[Extracted data entries]
:::

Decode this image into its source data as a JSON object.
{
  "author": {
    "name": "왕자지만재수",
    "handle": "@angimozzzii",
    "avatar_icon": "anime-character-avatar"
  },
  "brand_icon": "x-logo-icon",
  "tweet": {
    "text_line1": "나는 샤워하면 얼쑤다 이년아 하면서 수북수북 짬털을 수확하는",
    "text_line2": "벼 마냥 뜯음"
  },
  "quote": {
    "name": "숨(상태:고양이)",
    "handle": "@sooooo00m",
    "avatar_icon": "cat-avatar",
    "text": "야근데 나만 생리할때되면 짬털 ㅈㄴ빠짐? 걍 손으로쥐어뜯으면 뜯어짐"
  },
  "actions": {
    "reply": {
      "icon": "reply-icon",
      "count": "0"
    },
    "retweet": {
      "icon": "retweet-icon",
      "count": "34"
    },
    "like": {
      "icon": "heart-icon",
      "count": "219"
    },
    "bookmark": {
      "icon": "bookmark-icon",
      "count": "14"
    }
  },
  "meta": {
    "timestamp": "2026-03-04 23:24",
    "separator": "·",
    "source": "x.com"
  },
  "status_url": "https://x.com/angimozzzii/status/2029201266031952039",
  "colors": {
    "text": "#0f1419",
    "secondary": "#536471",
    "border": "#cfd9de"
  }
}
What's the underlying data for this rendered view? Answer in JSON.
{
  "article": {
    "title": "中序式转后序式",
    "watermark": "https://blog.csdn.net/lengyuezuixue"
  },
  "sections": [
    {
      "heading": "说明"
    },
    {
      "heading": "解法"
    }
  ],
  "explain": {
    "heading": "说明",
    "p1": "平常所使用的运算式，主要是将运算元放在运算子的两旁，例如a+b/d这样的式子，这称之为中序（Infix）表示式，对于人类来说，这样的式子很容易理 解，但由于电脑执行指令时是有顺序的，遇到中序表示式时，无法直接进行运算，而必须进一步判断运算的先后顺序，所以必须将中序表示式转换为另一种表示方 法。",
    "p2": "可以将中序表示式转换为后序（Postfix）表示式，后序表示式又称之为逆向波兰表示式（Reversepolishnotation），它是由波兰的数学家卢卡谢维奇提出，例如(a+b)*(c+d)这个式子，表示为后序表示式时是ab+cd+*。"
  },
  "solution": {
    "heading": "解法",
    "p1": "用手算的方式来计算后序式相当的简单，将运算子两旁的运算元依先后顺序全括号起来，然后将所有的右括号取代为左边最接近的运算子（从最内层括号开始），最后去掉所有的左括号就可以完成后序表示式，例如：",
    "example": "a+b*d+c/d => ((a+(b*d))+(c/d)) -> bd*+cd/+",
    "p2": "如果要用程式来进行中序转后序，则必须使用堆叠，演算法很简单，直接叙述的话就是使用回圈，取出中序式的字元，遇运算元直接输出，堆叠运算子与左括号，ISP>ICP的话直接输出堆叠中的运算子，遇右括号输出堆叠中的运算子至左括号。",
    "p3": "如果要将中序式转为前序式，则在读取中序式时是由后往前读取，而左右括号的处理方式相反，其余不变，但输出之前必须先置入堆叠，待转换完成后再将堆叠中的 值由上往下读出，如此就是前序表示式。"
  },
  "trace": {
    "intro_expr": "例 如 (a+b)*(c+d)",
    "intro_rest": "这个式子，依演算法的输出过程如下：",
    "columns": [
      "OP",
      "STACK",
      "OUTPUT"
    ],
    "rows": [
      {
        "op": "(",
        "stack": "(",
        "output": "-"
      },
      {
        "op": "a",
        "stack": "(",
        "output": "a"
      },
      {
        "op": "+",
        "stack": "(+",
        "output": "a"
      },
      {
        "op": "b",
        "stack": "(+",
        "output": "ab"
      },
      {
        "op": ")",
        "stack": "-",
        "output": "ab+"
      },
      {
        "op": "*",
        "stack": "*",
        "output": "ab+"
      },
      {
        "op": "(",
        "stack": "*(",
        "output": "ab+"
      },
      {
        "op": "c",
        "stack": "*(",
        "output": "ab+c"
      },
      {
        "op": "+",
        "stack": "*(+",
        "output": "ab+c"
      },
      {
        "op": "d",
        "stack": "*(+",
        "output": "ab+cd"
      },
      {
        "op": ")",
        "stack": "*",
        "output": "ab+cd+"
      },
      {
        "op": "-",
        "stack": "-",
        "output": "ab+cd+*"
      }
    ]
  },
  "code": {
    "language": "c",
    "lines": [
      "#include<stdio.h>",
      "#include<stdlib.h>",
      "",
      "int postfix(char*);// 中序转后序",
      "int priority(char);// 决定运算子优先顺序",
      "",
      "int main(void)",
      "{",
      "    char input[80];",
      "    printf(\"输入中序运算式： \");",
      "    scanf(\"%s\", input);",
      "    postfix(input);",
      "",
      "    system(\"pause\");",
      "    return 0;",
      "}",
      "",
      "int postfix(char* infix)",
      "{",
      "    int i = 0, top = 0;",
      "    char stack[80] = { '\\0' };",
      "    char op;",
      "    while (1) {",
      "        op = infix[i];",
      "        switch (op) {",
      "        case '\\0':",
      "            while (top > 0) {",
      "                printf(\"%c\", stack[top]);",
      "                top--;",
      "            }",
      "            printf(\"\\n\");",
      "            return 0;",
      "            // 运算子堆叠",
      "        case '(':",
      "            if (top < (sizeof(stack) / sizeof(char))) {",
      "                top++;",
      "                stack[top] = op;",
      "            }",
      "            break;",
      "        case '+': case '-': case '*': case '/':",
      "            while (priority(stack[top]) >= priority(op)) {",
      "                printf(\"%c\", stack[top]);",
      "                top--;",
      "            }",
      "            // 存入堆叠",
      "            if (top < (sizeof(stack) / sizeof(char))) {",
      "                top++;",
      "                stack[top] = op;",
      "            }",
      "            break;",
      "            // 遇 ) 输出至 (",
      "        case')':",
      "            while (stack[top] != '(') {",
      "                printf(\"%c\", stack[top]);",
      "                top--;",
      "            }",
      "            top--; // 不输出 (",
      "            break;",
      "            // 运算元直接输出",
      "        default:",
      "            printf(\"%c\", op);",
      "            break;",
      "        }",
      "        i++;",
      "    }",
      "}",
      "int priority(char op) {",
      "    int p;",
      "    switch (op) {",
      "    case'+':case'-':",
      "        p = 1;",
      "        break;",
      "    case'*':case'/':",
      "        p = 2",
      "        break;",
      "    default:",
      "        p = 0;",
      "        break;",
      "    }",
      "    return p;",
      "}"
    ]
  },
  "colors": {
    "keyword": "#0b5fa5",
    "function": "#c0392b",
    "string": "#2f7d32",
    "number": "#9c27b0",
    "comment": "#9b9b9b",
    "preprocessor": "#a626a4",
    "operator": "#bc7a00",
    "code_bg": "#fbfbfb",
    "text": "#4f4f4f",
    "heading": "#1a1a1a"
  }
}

:::

▸ **Exercise details**:
Within the listing above, find every line containing the string "input" and return it.

▸ **Correct result**:
      "    char input[80];",
      "    scanf(\"%s\", input);",
      "    postfix(input);",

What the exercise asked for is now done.